What you should do:
Check each line of the records below and collect those that include the word "seperti".

[Entries from a dataset]
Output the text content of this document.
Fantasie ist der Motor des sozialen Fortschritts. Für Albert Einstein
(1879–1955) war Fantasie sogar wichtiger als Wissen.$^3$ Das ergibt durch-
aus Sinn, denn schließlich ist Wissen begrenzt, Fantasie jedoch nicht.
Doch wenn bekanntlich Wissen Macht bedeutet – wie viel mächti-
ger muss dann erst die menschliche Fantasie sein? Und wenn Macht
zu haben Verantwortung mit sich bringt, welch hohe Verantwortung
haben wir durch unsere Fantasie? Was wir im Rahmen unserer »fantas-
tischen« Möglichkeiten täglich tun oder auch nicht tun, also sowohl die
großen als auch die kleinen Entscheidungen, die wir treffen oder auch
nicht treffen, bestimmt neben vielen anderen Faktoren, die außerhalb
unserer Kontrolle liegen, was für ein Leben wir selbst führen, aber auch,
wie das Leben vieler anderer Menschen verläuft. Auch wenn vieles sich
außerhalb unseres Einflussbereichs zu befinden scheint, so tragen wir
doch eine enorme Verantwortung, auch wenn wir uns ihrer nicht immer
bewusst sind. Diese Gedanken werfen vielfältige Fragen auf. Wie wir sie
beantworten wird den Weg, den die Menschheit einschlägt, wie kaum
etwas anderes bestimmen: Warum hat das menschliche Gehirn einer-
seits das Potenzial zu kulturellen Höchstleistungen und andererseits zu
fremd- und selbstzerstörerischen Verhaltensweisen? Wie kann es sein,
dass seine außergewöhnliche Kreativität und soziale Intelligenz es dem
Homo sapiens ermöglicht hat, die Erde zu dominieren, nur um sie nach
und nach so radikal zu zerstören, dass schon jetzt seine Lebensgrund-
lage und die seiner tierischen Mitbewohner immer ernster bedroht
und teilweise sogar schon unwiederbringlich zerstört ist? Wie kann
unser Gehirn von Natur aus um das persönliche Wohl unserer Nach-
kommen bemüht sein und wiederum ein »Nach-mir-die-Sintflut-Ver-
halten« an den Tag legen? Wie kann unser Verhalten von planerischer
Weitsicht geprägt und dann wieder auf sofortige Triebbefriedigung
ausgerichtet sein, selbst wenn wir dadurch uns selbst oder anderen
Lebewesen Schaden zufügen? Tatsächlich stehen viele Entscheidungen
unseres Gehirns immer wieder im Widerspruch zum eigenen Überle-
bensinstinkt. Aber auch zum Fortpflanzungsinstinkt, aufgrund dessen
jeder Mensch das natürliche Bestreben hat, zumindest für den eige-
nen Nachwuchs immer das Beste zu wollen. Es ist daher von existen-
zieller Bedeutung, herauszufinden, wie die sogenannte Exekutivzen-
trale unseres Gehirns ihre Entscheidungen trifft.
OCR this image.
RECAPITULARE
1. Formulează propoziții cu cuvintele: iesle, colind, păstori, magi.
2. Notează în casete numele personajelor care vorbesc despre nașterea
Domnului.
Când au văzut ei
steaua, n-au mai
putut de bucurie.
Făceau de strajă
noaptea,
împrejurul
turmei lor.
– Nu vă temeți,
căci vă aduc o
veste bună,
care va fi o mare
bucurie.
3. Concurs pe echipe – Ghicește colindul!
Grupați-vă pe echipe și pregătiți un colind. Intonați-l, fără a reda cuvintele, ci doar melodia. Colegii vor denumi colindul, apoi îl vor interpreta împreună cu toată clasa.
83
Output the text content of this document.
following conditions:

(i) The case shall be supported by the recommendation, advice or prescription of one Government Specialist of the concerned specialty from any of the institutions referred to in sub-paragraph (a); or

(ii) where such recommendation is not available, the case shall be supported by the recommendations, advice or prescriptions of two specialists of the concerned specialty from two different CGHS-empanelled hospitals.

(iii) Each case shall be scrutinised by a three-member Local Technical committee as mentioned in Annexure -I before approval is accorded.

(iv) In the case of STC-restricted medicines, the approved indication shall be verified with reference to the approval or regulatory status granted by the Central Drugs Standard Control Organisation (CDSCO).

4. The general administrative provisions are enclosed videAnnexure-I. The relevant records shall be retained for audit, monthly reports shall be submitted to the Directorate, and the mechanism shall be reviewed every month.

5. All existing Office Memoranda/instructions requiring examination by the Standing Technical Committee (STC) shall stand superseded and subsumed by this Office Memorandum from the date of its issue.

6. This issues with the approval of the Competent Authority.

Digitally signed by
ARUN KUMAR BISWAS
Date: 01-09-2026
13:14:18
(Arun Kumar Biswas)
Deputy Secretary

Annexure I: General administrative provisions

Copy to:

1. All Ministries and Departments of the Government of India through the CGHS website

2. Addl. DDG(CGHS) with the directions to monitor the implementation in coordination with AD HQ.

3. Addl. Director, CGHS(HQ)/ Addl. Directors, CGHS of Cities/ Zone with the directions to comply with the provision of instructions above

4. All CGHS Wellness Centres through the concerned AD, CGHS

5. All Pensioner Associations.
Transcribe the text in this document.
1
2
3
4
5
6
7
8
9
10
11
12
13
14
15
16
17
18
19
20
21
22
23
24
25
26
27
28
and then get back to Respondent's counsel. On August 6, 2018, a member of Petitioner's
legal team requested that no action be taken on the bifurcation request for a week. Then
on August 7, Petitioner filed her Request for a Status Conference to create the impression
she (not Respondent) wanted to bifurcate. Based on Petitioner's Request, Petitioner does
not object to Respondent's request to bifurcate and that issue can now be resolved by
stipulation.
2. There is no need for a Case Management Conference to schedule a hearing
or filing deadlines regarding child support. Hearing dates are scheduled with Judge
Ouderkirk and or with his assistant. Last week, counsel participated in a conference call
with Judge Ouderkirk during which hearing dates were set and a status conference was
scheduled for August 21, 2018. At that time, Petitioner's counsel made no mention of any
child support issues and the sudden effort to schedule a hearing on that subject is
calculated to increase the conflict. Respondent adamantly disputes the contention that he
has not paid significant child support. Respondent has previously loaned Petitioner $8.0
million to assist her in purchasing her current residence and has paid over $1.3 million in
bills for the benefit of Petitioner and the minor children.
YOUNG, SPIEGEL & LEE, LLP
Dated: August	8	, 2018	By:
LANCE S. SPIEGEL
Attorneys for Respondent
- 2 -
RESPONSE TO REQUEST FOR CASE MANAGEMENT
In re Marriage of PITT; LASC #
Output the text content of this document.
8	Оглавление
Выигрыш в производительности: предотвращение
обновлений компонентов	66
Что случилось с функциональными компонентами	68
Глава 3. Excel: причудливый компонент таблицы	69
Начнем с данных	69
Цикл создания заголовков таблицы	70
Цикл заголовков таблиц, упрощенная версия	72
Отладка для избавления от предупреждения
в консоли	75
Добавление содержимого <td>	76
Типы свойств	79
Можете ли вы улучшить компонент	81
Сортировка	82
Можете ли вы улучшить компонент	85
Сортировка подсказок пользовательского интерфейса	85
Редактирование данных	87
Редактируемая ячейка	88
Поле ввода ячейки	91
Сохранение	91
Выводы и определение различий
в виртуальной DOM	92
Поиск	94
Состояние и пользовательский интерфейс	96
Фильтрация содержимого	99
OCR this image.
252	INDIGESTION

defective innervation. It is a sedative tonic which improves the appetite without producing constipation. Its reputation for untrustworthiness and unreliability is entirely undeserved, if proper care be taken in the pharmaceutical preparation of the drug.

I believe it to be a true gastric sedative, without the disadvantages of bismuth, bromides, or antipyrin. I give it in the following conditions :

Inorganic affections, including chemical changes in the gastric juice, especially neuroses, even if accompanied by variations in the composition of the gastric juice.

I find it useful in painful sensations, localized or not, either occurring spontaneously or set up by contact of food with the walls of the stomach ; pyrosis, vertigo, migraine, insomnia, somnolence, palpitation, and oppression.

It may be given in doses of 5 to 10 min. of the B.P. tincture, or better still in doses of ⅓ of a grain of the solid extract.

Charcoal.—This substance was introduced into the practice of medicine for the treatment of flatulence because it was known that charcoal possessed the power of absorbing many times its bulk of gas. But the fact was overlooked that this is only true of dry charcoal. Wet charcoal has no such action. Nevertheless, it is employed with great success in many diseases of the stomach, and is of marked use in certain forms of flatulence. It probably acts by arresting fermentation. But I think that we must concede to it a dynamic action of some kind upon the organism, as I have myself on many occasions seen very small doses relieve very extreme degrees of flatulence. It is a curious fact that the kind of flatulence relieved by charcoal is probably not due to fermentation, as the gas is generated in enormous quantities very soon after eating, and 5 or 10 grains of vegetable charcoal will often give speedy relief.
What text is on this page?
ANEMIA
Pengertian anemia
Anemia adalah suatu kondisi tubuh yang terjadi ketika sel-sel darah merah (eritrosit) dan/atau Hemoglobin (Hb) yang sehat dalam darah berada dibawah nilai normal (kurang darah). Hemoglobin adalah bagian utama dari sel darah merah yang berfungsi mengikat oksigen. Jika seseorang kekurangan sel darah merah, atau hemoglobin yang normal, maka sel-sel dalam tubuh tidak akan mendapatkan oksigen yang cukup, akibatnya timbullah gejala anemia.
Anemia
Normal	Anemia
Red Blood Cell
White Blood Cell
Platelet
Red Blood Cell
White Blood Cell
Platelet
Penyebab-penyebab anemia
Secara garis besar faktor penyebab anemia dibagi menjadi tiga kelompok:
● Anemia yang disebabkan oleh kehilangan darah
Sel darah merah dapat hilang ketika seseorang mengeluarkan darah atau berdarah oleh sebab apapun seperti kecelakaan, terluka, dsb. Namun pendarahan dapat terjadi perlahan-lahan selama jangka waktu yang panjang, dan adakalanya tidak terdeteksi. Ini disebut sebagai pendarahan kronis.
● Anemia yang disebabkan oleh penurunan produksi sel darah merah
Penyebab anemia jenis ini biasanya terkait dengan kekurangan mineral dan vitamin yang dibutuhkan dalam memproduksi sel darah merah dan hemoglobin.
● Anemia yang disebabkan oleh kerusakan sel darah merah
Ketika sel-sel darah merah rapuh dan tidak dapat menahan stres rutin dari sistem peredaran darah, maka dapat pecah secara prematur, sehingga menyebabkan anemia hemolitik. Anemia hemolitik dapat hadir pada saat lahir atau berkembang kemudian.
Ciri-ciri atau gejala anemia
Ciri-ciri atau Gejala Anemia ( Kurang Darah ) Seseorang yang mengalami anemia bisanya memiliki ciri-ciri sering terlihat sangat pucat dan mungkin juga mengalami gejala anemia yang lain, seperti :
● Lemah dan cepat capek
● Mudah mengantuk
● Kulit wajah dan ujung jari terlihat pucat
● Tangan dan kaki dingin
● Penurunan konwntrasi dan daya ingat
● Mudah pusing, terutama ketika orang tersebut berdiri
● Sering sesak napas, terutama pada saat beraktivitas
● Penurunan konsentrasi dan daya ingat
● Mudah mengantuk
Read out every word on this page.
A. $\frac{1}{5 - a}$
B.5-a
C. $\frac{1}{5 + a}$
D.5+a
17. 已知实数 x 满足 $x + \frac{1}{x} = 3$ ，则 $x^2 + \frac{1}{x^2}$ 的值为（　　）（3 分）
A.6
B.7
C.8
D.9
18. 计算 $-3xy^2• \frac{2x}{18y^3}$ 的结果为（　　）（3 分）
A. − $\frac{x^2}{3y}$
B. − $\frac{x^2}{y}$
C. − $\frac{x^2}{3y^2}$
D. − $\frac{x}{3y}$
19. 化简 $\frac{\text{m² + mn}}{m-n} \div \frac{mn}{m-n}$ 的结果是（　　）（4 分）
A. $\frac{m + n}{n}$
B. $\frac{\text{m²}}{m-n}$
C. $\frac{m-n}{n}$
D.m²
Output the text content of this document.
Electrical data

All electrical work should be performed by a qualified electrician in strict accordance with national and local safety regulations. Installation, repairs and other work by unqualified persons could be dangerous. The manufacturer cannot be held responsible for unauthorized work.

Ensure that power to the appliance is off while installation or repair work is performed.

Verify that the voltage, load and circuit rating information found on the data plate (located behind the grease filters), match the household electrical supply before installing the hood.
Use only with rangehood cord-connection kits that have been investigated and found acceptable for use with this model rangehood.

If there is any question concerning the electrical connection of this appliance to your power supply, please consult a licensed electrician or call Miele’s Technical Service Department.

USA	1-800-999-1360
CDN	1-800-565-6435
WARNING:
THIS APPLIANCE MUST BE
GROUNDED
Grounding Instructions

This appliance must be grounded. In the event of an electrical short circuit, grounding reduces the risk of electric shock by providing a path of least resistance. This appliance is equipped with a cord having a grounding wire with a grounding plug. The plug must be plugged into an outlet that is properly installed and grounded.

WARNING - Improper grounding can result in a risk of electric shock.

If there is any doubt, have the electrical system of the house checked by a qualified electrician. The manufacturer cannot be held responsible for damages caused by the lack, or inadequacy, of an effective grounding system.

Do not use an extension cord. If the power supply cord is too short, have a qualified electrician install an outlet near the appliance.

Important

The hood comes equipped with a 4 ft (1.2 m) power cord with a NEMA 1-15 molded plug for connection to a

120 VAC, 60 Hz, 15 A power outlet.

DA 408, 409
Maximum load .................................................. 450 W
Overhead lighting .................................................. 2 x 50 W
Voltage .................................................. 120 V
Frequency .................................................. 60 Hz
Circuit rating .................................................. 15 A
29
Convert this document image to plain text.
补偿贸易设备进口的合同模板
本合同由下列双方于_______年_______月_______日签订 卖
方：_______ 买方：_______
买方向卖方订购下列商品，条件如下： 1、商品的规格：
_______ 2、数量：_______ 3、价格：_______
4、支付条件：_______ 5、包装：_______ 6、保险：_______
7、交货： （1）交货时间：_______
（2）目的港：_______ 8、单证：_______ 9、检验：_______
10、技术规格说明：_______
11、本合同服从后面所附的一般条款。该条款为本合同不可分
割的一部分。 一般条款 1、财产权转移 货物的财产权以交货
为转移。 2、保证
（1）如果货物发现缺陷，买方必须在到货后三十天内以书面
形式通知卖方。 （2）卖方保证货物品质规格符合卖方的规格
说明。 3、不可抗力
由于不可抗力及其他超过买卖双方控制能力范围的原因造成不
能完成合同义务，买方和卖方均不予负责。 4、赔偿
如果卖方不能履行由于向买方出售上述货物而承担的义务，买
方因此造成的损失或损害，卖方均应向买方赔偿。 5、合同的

Response to this exercise:
Sel darah merah dapat hilang ketika seseorang mengeluarkan darah atau berdarah oleh sebab apapun seperti kecelakaan, terluka, dsb. Namun pendarahan dapat terjadi perlahan-lahan selama jangka waktu yang panjang, dan adakalanya tidak terdeteksi. Ini disebut sebagai pendarahan kronis.
Ciri-ciri atau Gejala Anemia ( Kurang Darah ) Seseorang yang mengalami anemia bisanya memiliki ciri-ciri sering terlihat sangat pucat dan mungkin juga mengalami gejala anemia yang lain, seperti :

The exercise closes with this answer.